● **Task**
Locate all lines with the word "Rental". Copy them.
______
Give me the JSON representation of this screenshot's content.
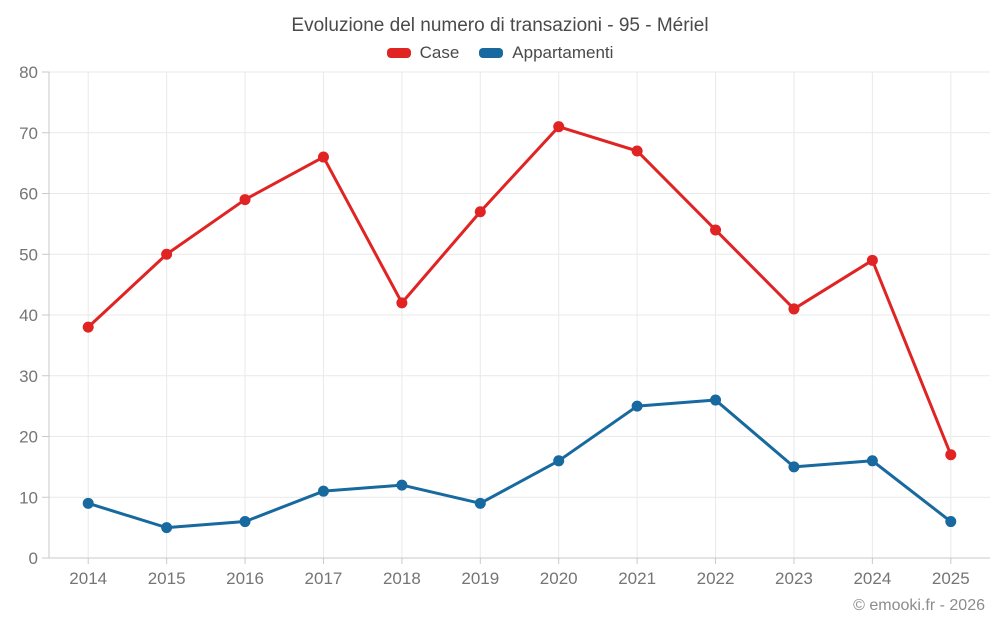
{
  "page": {
    "footer": "© emooki.fr - 2026"
  },
  "chart_data": {
    "type": "line",
    "title": "Evoluzione del numero di transazioni - 95 - Mériel",
    "categories": [
      "2014",
      "2015",
      "2016",
      "2017",
      "2018",
      "2019",
      "2020",
      "2021",
      "2022",
      "2023",
      "2024",
      "2025"
    ],
    "series": [
      {
        "name": "Case",
        "color": "#e02424",
        "values": [
          38,
          50,
          59,
          66,
          42,
          57,
          71,
          67,
          54,
          41,
          49,
          17
        ]
      },
      {
        "name": "Appartamenti",
        "color": "#17699f",
        "values": [
          9,
          5,
          6,
          11,
          12,
          9,
          16,
          25,
          26,
          15,
          16,
          6
        ]
      }
    ],
    "xlabel": "",
    "ylabel": "",
    "ylim": [
      0,
      80
    ],
    "y_tick_step": 10,
    "grid": true,
    "legend_position": "top-center",
    "grid_color": "#e9e9e9",
    "axis_color": "#c9c9c9",
    "label_color": "#757575"
  }
}
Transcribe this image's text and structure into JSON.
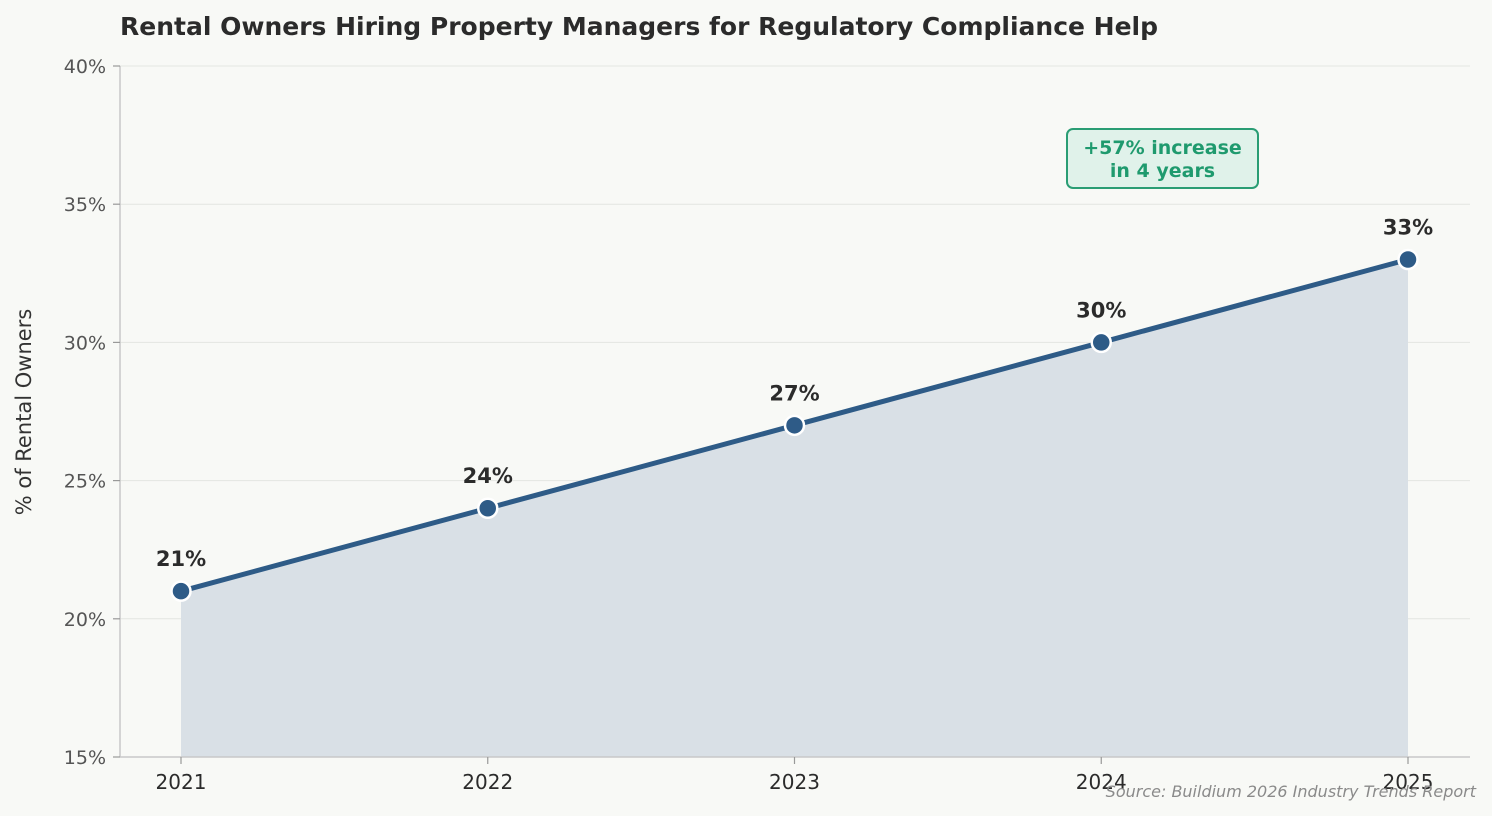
{
  "chart_data": {
    "type": "area",
    "title": "Rental Owners Hiring Property Managers for Regulatory Compliance Help",
    "xlabel": "",
    "ylabel": "% of Rental Owners",
    "categories": [
      "2021",
      "2022",
      "2023",
      "2024",
      "2025"
    ],
    "values": [
      21,
      24,
      27,
      30,
      33
    ],
    "data_labels": [
      "21%",
      "24%",
      "27%",
      "30%",
      "33%"
    ],
    "ylim": [
      15,
      40
    ],
    "yticks": [
      15,
      20,
      25,
      30,
      35,
      40
    ],
    "ytick_labels": [
      "15%",
      "20%",
      "25%",
      "30%",
      "35%",
      "40%"
    ],
    "grid": "horizontal",
    "annotation": {
      "line1": "+57% increase",
      "line2": "in 4 years"
    },
    "source": "Source: Buildium 2026 Industry Trends Report",
    "colors": {
      "line": "#2e5b87",
      "fill": "#d9e0e6",
      "annotation_text": "#1f9a6e",
      "annotation_border": "#2a9d74",
      "annotation_bg": "#e0f2ea",
      "background": "#f8f9f6"
    }
  }
}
______
● **Response for this exercise**
    "title": "Rental Owners Hiring Property Managers for Regulatory Compliance Help",
    "ylabel": "% of Rental Owners",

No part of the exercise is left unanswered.